### Required work
(1) In the forum thread about cycling less, how many rides in total did ColinJ record for 2010?
(2) From the forum thread about cycling less, copy everything from "## ColinJ (16" down to "ride a week.".
(3) Continue the forum thread about cycling less, starting after its final sentence.

### Selected excerpt
**********

# And I call myself a cyclist!



## ColinJ (16 Feb 2011)

Flipping heck! I knew that I'd been neglecting my cycling over the past 4 years but I've just checked 2 years worth of my blog and am shocked at what I discovered ...

I used to average about 4 rides a week on the road bike and MTB, except for December and January when it might drop to about 2 rides a week. Let's call it (42 x 4) + (10 x 2) = 188 rides a year; about 1 ride every 2 days.

2009 stats: 43 road rides, 8 MTB rides = 51 rides total; about 1 ride a week. 

2010 stats: 22 road rides, 3 MTB rides = 25 rides total; less than 1 ride every 2 weeks!

2011 so far - 2 road rides!

Some of you cycle commuters are doing as much in 3 or 4 weeks as I did in the whole of last year. No wonder I've lost so much fitness and piled on the weight.

I think it's time to start taking the cycling more seriously again so I'll be organising a lot more forum rides this year!


----------



## dave r (16 Feb 2011)

I've gone in the opposite direction to you, I was doing 4-5000 miles a year, and over the last two or three years its gone up round the 5500 miles a year, mainly due to being further from work. Have you been to busy to cycle? Or just been lazy and not bothered?


----------



## 661-Pete (16 Feb 2011)

What do you count as a 'ride', Colin? I would have thought, totalling up distances, miles or Km, would give a more quantifiable measure. Have you got that data to hand?

Anyway, I suppose I out-score you on the basis of *number* of rides, if each 2-mile commute counts as a *ride*. But what of it? I feel quite pleased with myself, actually, this week so far (and it's only Wednesday) I've done three lunchtime rides from work - i.e. every day so far. It's been a good many months since I've been able to boast that (depression and all that sh!t taking its toll).

**********

### Material supplied
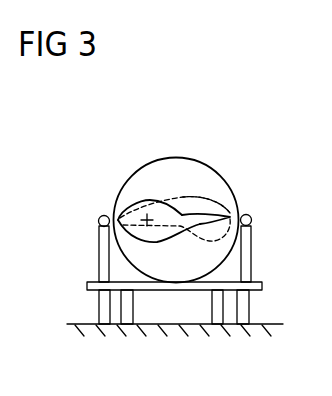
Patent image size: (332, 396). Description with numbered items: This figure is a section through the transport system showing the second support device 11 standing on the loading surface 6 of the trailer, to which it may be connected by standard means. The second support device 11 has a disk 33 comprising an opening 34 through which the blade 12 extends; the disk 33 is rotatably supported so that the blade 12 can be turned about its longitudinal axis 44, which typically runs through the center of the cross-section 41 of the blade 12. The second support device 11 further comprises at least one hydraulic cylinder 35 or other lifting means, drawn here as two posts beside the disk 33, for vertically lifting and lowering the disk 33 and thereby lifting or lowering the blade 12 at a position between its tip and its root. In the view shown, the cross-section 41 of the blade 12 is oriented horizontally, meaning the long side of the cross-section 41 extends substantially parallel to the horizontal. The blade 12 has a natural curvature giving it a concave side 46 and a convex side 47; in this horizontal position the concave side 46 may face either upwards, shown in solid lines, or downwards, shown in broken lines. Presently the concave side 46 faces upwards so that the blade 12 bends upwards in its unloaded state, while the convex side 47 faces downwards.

The loading surface 6 is at (87, 283).
The second support device 11 is at (88, 197).
The blade 12 is at (208, 186).
The disk 33 is at (218, 190).
The opening 34 is at (150, 203).
The hydraulic cylinder 35 is at (99, 237).
The cross-section 41 is at (147, 214).
The longitudinal axis 44 is at (165, 241).
The concave side 46 is at (175, 200).
The convex side 47 is at (215, 203).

**********

### The replies
(1) 25 rides: 22 road rides and 3 MTB rides.

(2)
## ColinJ (16 Feb 2011)

Flipping heck! I knew that I'd been neglecting my cycling over the past 4 years but I've just checked 2 years worth of my blog and am shocked at what I discovered ...

I used to average about 4 rides a week on the road bike and MTB, except for December and January when it might drop to about 2 rides a week. Let's call it (42 x 4) + (10 x 2) = 188 rides a year; about 1 ride every 2 days.

2009 stats: 43 road rides, 8 MTB rides = 51 rides total; about 1 ride a week.

(3)
And one of the lunchtime spins was what I suppose I would call my 'hilly 10-miler'. Small beer to anyone domiciled in Hebden bridge, but hilly nonetheless! I managed it, dragging all of my 95Kg up the hills, though I was whacked.

I'm also seriously thinking that trying to lose weight is on - I was shirking back, with the feeling that it was going to be stressful and stress would lead to more d., and so on. But I think I can make something positive of it.

Perhaps we ought to work on this together, albeit at a distance and via the forum. We're more or less similar in age.


----------



## HLaB (16 Feb 2011)

I don't log individual rides but in 2009 it was 10,000 miles; last year just 5,000 and this year not even 50


----------



## potsy (16 Feb 2011)

ColinJ said:


> I think it's time to start taking the cycling more seriously again so *I'll be organising a lot more forum rides this year!*



Oh god, I'm only just recovering from the last one






Glad to hear you're about to 'get serious' again Colin, can't have these young upstarts like Bromptonfb taking all the glory





Have you got any figures for exactly how far you have ridden and not just number of rides? 
I know I did 3500+ last year (miles) and am hoping for more this year, so will be joining you in some more rides soon


----------



## ColinJ (17 Feb 2011)

dave r said:


> Have you been to busy to cycle? Or just been lazy and not bothered?


I _should_ have been too busy because I desperately need to earn more money but I can't use that as an excuse. I'm sat in front of my computer for hours a day not being very productive. I could easily spare a couple of hours to go out riding.

I'm very lacking in motivation. That's one reason why I organise so many forum rides round here. It's so much easier to make the effort when there are other people involved.

To be honest, there's depression too. I feel down a lot of the time. Lots of reasons for it, all perfectly good reasons, the kind of life stuff that most people cope with somehow; I think I just had too many stressful and depressing things happening one after another over a long period of time - _bam, bam, bam! _

I'm not lazy. When I do get out on the bike it is very hard for me being the size I am and living where I do, but I'm happy to put the effort in.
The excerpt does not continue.